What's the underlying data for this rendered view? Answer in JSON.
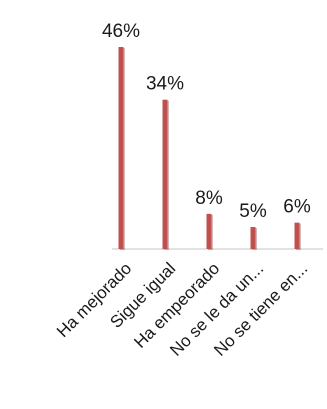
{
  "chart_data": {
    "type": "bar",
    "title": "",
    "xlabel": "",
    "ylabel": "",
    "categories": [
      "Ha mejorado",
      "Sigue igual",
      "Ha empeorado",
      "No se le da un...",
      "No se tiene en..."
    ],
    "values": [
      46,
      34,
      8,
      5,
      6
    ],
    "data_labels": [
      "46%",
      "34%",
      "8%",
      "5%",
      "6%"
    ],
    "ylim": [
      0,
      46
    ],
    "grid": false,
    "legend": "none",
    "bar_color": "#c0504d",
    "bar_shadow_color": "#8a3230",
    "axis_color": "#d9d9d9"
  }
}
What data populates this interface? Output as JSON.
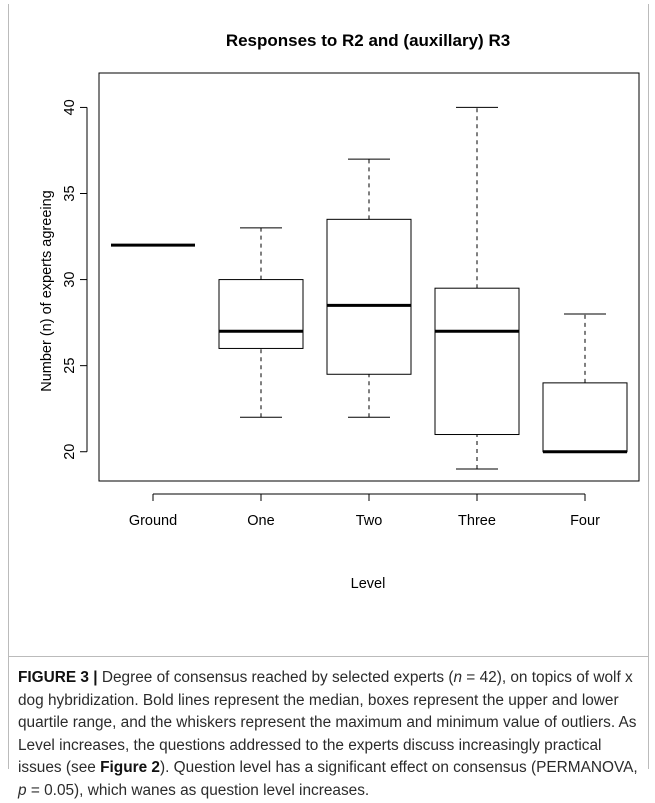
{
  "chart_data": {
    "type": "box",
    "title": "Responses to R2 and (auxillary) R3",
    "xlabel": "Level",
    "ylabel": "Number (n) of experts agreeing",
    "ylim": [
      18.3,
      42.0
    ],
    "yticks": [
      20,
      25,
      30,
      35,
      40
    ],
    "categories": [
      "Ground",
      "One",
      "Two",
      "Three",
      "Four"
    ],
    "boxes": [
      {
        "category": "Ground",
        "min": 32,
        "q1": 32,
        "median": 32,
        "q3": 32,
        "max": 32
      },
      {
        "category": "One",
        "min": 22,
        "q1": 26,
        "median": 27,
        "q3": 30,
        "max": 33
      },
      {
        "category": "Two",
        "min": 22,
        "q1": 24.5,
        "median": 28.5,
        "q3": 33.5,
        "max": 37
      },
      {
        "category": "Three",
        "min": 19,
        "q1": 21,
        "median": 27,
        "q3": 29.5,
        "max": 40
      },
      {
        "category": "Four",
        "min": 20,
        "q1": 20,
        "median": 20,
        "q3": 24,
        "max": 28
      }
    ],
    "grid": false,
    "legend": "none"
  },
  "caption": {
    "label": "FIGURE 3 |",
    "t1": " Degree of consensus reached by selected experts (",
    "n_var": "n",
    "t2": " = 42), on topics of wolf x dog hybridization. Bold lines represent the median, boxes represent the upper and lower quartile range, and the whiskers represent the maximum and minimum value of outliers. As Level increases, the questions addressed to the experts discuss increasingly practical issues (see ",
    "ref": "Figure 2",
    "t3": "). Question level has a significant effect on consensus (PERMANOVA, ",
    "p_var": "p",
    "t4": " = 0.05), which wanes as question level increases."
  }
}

****************************************

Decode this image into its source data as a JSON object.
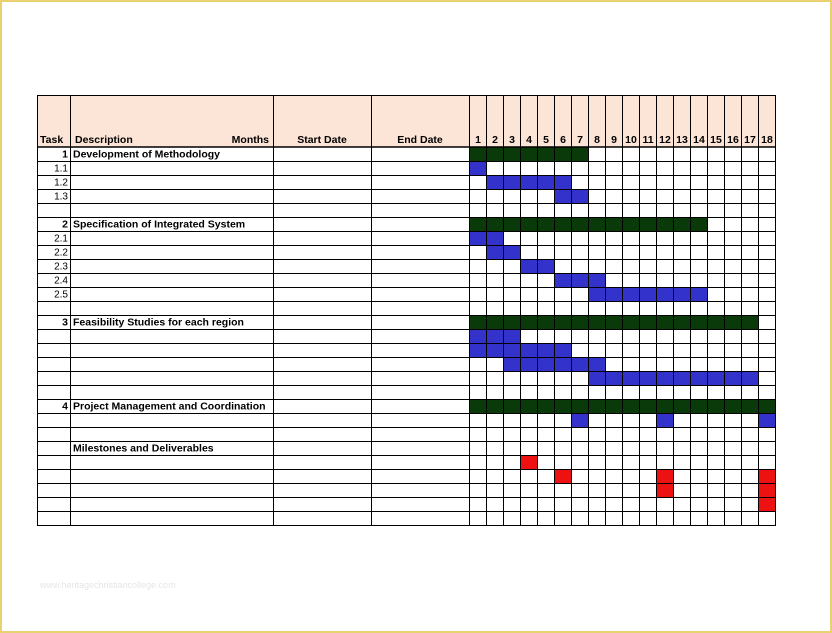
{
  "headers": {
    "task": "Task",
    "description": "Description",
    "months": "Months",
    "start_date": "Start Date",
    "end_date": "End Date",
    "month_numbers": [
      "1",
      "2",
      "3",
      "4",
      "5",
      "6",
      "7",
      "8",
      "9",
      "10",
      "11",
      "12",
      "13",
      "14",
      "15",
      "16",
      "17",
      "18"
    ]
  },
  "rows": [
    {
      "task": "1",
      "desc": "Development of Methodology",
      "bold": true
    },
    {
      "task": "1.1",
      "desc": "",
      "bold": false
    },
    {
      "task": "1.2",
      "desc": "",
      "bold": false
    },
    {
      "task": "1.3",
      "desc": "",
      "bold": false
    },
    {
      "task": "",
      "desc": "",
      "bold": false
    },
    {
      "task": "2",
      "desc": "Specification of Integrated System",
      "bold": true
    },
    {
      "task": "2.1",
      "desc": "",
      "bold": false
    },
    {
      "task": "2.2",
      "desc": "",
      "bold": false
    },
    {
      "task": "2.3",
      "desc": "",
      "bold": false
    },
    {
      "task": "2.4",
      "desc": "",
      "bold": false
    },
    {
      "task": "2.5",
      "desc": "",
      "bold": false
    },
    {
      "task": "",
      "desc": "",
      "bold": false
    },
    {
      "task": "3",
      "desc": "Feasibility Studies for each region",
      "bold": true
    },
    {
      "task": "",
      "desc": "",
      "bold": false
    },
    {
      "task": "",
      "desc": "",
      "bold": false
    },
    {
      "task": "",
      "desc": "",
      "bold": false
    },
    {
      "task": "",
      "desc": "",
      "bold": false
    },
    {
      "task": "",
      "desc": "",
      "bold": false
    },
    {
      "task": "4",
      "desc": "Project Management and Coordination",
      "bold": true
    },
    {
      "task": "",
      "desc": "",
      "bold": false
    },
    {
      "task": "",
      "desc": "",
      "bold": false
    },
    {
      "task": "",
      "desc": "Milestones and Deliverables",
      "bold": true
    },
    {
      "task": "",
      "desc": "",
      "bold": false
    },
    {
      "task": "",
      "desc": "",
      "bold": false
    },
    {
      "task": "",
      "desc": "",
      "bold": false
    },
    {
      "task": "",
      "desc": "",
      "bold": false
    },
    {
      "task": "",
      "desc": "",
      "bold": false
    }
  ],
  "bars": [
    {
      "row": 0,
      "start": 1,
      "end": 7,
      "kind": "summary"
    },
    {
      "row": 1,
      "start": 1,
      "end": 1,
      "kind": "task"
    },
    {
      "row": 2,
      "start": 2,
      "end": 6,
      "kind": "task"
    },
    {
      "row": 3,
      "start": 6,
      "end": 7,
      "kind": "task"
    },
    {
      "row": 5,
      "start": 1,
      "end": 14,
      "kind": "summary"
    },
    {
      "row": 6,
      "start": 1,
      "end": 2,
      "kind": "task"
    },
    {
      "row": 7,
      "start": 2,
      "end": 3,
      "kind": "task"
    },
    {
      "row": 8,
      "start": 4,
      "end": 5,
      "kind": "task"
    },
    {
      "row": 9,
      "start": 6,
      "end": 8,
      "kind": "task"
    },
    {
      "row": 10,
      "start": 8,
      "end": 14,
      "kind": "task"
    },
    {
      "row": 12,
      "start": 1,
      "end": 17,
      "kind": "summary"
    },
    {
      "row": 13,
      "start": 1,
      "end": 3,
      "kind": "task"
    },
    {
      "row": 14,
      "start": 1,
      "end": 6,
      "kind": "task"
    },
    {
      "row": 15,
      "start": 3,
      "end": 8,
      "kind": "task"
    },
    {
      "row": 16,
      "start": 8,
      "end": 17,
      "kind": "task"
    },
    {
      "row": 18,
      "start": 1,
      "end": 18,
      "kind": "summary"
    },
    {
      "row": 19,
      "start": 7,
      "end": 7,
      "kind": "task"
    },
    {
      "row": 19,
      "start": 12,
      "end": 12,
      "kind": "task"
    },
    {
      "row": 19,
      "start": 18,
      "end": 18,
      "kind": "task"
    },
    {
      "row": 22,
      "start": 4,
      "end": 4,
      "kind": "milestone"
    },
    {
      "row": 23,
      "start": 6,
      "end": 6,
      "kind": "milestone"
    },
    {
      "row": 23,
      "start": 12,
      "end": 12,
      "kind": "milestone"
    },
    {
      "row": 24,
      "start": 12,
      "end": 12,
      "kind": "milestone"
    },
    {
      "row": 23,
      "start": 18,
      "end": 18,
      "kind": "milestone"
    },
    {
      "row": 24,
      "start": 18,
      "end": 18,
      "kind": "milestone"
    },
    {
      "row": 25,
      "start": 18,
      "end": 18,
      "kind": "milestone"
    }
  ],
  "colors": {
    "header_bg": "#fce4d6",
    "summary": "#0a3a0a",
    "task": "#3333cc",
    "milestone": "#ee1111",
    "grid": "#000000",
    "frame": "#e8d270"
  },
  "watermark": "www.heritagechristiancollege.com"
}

****************************************

What to work on:
Scan the material above for the string "experts" and return the lines that hold it.

Problem solution:
    "ylabel": "Number (n) of experts agreeing",
    "t1": " Degree of consensus reached by selected experts (",
    "t2": " = 42), on topics of wolf x dog hybridization. Bold lines represent the median, boxes represent the upper and lower quartile range, and the whiskers represent the maximum and minimum value of outliers. As Level increases, the questions addressed to the experts discuss increasingly practical issues (see ",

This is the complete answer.